#### The request:
Repeat every line below exactly, word for word.

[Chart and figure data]

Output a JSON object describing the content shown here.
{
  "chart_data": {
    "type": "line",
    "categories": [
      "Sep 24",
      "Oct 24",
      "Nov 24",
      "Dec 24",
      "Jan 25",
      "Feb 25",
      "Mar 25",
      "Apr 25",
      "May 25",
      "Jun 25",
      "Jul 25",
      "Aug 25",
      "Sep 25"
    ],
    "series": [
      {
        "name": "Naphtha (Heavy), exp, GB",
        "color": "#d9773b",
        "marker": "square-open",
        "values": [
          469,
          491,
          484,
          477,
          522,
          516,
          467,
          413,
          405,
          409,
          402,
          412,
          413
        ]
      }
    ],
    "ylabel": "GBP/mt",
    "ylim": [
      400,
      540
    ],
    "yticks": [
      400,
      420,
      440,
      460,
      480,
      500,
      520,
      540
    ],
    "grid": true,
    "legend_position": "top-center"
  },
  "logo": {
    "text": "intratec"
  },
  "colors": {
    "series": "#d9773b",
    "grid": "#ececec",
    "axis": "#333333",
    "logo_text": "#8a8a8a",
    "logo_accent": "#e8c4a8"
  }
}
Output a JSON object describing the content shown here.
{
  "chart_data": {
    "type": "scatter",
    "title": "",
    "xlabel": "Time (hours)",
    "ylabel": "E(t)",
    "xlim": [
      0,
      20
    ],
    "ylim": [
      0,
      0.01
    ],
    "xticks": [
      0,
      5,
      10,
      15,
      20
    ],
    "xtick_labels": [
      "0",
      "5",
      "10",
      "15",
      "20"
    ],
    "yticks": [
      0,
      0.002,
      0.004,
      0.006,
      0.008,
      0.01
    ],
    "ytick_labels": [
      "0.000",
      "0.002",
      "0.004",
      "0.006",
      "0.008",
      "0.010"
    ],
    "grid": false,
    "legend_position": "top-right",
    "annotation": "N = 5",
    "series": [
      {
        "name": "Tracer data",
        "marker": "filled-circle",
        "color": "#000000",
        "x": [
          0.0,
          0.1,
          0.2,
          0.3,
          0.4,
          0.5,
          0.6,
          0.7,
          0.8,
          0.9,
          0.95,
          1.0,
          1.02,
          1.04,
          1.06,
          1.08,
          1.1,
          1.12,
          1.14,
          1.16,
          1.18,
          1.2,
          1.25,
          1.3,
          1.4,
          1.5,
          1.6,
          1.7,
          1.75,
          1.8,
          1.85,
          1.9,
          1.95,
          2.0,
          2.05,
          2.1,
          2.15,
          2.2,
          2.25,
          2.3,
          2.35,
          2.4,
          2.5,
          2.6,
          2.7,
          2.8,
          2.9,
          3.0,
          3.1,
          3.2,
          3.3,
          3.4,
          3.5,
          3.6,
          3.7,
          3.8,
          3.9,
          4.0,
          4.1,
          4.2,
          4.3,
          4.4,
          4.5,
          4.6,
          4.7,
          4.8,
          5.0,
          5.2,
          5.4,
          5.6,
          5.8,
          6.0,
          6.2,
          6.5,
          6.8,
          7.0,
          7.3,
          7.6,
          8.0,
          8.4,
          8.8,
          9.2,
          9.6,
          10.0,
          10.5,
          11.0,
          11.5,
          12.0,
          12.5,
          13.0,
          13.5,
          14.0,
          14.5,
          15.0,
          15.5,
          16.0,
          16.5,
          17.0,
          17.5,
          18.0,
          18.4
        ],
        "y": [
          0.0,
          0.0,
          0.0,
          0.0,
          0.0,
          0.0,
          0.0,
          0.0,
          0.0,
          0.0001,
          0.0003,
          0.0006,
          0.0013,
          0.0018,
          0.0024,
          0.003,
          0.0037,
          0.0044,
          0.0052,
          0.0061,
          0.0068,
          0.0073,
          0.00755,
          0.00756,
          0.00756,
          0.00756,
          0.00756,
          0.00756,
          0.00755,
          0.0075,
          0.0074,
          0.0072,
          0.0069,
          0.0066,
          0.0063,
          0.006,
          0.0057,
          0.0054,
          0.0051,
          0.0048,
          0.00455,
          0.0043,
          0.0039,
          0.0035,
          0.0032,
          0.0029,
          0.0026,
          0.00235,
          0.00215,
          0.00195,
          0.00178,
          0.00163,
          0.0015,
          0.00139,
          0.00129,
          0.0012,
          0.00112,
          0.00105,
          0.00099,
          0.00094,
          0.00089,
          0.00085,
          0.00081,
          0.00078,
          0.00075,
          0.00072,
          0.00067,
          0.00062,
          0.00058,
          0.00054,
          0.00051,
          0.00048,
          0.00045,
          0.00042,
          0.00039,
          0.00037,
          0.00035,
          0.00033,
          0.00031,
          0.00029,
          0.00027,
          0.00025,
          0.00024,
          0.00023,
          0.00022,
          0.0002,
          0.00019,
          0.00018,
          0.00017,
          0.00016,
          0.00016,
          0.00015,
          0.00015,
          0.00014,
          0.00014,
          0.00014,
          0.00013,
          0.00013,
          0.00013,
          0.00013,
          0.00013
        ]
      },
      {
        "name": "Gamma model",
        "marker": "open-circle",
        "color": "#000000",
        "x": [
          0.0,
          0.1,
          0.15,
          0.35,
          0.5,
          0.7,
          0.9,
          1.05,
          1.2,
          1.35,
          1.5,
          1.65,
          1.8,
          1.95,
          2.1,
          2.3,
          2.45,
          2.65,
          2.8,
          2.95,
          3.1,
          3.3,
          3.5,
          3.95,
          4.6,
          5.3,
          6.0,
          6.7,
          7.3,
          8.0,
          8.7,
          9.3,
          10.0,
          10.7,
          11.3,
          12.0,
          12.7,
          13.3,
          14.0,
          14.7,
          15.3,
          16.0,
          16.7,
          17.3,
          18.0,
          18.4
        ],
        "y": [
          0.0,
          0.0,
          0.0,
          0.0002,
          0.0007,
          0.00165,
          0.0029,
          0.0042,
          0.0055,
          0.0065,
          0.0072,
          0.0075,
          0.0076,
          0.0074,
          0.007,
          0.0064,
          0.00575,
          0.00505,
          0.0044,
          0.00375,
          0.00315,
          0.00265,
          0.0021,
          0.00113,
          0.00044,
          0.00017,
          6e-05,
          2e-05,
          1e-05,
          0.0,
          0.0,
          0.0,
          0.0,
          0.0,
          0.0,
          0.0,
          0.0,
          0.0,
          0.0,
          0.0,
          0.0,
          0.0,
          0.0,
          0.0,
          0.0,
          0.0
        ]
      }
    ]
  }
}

#### Correct response:
Output a JSON object describing the content shown here.
{
  "chart_data": {
    "type": "line",
    "categories": [
      "Sep 24",
      "Oct 24",
      "Nov 24",
      "Dec 24",
      "Jan 25",
      "Feb 25",
      "Mar 25",
      "Apr 25",
      "May 25",
      "Jun 25",
      "Jul 25",
      "Aug 25",
      "Sep 25"
    ],
    "series": [
      {
        "name": "Naphtha (Heavy), exp, GB",
        "color": "#d9773b",
        "marker": "square-open",
        "values": [
          469,
          491,
          484,
          477,
          522,
          516,
          467,
          413,
          405,
          409,
          402,
          412,
          413
        ]
      }
    ],
    "ylabel": "GBP/mt",
    "ylim": [
      400,
      540
    ],
    "yticks": [
      400,
      420,
      440,
      460,
      480,
      500,
      520,
      540
    ],
    "grid": true,
    "legend_position": "top-center"
  },
  "logo": {
    "text": "intratec"
  },
  "colors": {
    "series": "#d9773b",
    "grid": "#ececec",
    "axis": "#333333",
    "logo_text": "#8a8a8a",
    "logo_accent": "#e8c4a8"
  }
}
Output a JSON object describing the content shown here.
{
  "chart_data": {
    "type": "scatter",
    "title": "",
    "xlabel": "Time (hours)",
    "ylabel": "E(t)",
    "xlim": [
      0,
      20
    ],
    "ylim": [
      0,
      0.01
    ],
    "xticks": [
      0,
      5,
      10,
      15,
      20
    ],
    "xtick_labels": [
      "0",
      "5",
      "10",
      "15",
      "20"
    ],
    "yticks": [
      0,
      0.002,
      0.004,
      0.006,
      0.008,
      0.01
    ],
    "ytick_labels": [
      "0.000",
      "0.002",
      "0.004",
      "0.006",
      "0.008",
      "0.010"
    ],
    "grid": false,
    "legend_position": "top-right",
    "annotation": "N = 5",
    "series": [
      {
        "name": "Tracer data",
        "marker": "filled-circle",
        "color": "#000000",
        "x": [
          0.0,
          0.1,
          0.2,
          0.3,
          0.4,
          0.5,
          0.6,
          0.7,
          0.8,
          0.9,
          0.95,
          1.0,
          1.02,
          1.04,
          1.06,
          1.08,
          1.1,
          1.12,
          1.14,
          1.16,
          1.18,
          1.2,
          1.25,
          1.3,
          1.4,
          1.5,
          1.6,
          1.7,
          1.75,
          1.8,
          1.85,
          1.9,
          1.95,
          2.0,
          2.05,
          2.1,
          2.15,
          2.2,
          2.25,
          2.3,
          2.35,
          2.4,
          2.5,
          2.6,
          2.7,
          2.8,
          2.9,
          3.0,
          3.1,
          3.2,
          3.3,
          3.4,
          3.5,
          3.6,
          3.7,
          3.8,
          3.9,
          4.0,
          4.1,
          4.2,
          4.3,
          4.4,
          4.5,
          4.6,
          4.7,
          4.8,
          5.0,
          5.2,
          5.4,
          5.6,
          5.8,
          6.0,
          6.2,
          6.5,
          6.8,
          7.0,
          7.3,
          7.6,
          8.0,
          8.4,
          8.8,
          9.2,
          9.6,
          10.0,
          10.5,
          11.0,
          11.5,
          12.0,
          12.5,
          13.0,
          13.5,
          14.0,
          14.5,
          15.0,
          15.5,
          16.0,
          16.5,
          17.0,
          17.5,
          18.0,
          18.4
        ],
        "y": [
          0.0,
          0.0,
          0.0,
          0.0,
          0.0,
          0.0,
          0.0,
          0.0,
          0.0,
          0.0001,
          0.0003,
          0.0006,
          0.0013,
          0.0018,
          0.0024,
          0.003,
          0.0037,
          0.0044,
          0.0052,
          0.0061,
          0.0068,
          0.0073,
          0.00755,
          0.00756,
          0.00756,
          0.00756,
          0.00756,
          0.00756,
          0.00755,
          0.0075,
          0.0074,
          0.0072,
          0.0069,
          0.0066,
          0.0063,
          0.006,
          0.0057,
          0.0054,
          0.0051,
          0.0048,
          0.00455,
          0.0043,
          0.0039,
          0.0035,
          0.0032,
          0.0029,
          0.0026,
          0.00235,
          0.00215,
          0.00195,
          0.00178,
          0.00163,
          0.0015,
          0.00139,
          0.00129,
          0.0012,
          0.00112,
          0.00105,
          0.00099,
          0.00094,
          0.00089,
          0.00085,
          0.00081,
          0.00078,
          0.00075,
          0.00072,
          0.00067,
          0.00062,
          0.00058,
          0.00054,
          0.00051,
          0.00048,
          0.00045,
          0.00042,
          0.00039,
          0.00037,
          0.00035,
          0.00033,
          0.00031,
          0.00029,
          0.00027,
          0.00025,
          0.00024,
          0.00023,
          0.00022,
          0.0002,
          0.00019,
          0.00018,
          0.00017,
          0.00016,
          0.00016,
          0.00015,
          0.00015,
          0.00014,
          0.00014,
          0.00014,
          0.00013,
          0.00013,
          0.00013,
          0.00013,
          0.00013
        ]
      },
      {
        "name": "Gamma model",
        "marker": "open-circle",
        "color": "#000000",
        "x": [
          0.0,
          0.1,
          0.15,
          0.35,
          0.5,
          0.7,
          0.9,
          1.05,
          1.2,
          1.35,
          1.5,
          1.65,
          1.8,
          1.95,
          2.1,
          2.3,
          2.45,
          2.65,
          2.8,
          2.95,
          3.1,
          3.3,
          3.5,
          3.95,
          4.6,
          5.3,
          6.0,
          6.7,
          7.3,
          8.0,
          8.7,
          9.3,
          10.0,
          10.7,
          11.3,
          12.0,
          12.7,
          13.3,
          14.0,
          14.7,
          15.3,
          16.0,
          16.7,
          17.3,
          18.0,
          18.4
        ],
        "y": [
          0.0,
          0.0,
          0.0,
          0.0002,
          0.0007,
          0.00165,
          0.0029,
          0.0042,
          0.0055,
          0.0065,
          0.0072,
          0.0075,
          0.0076,
          0.0074,
          0.007,
          0.0064,
          0.00575,
          0.00505,
          0.0044,
          0.00375,
          0.00315,
          0.00265,
          0.0021,
          0.00113,
          0.00044,
          0.00017,
          6e-05,
          2e-05,
          1e-05,
          0.0,
          0.0,
          0.0,
          0.0,
          0.0,
          0.0,
          0.0,
          0.0,
          0.0,
          0.0,
          0.0,
          0.0,
          0.0,
          0.0,
          0.0,
          0.0,
          0.0
        ]
      }
    ]
  }
}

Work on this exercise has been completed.